** begin DATA FOR THIS TASK **

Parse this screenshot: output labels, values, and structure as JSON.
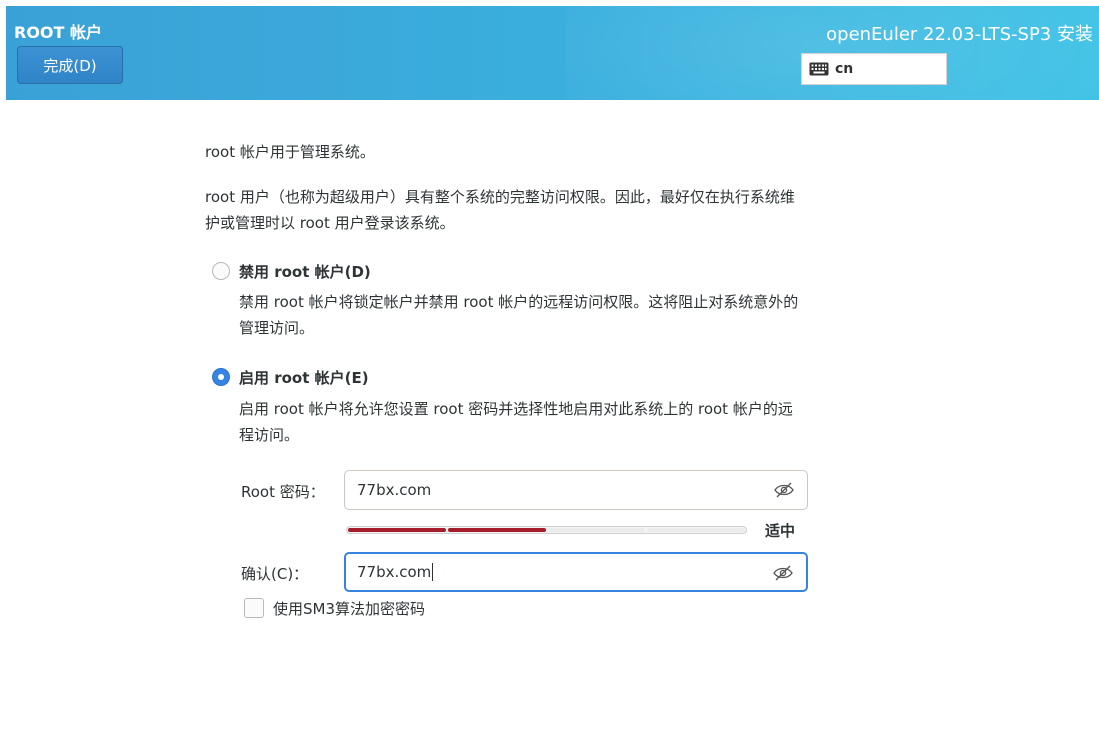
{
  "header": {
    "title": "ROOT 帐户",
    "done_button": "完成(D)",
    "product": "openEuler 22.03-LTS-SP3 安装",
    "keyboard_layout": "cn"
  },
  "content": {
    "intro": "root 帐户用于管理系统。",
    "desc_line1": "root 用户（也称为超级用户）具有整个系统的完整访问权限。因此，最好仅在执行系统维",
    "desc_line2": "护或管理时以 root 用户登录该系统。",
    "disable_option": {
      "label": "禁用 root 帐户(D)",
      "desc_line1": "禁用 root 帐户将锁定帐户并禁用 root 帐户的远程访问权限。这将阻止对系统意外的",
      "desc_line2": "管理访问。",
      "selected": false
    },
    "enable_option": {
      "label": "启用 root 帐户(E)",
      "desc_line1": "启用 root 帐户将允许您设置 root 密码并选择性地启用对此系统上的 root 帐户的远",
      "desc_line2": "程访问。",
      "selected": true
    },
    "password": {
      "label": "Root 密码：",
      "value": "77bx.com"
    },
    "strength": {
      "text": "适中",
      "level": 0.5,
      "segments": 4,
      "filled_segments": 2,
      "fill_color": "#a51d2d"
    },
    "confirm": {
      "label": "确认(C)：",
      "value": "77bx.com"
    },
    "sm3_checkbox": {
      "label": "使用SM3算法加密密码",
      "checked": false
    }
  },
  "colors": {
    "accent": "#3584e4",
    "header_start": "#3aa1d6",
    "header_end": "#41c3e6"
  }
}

** end DATA FOR THIS TASK **

__WRITTEN REQUEST__: Repeat the material above word for word and skip every image in it.

__TASK RESPONSE__:
Parse this screenshot: output labels, values, and structure as JSON.
{
  "header": {
    "title": "ROOT 帐户",
    "done_button": "完成(D)",
    "product": "openEuler 22.03-LTS-SP3 安装",
    "keyboard_layout": "cn"
  },
  "content": {
    "intro": "root 帐户用于管理系统。",
    "desc_line1": "root 用户（也称为超级用户）具有整个系统的完整访问权限。因此，最好仅在执行系统维",
    "desc_line2": "护或管理时以 root 用户登录该系统。",
    "disable_option": {
      "label": "禁用 root 帐户(D)",
      "desc_line1": "禁用 root 帐户将锁定帐户并禁用 root 帐户的远程访问权限。这将阻止对系统意外的",
      "desc_line2": "管理访问。",
      "selected": false
    },
    "enable_option": {
      "label": "启用 root 帐户(E)",
      "desc_line1": "启用 root 帐户将允许您设置 root 密码并选择性地启用对此系统上的 root 帐户的远",
      "desc_line2": "程访问。",
      "selected": true
    },
    "password": {
      "label": "Root 密码：",
      "value": "77bx.com"
    },
    "strength": {
      "text": "适中",
      "level": 0.5,
      "segments": 4,
      "filled_segments": 2,
      "fill_color": "#a51d2d"
    },
    "confirm": {
      "label": "确认(C)：",
      "value": "77bx.com"
    },
    "sm3_checkbox": {
      "label": "使用SM3算法加密密码",
      "checked": false
    }
  },
  "colors": {
    "accent": "#3584e4",
    "header_start": "#3aa1d6",
    "header_end": "#41c3e6"
  }
}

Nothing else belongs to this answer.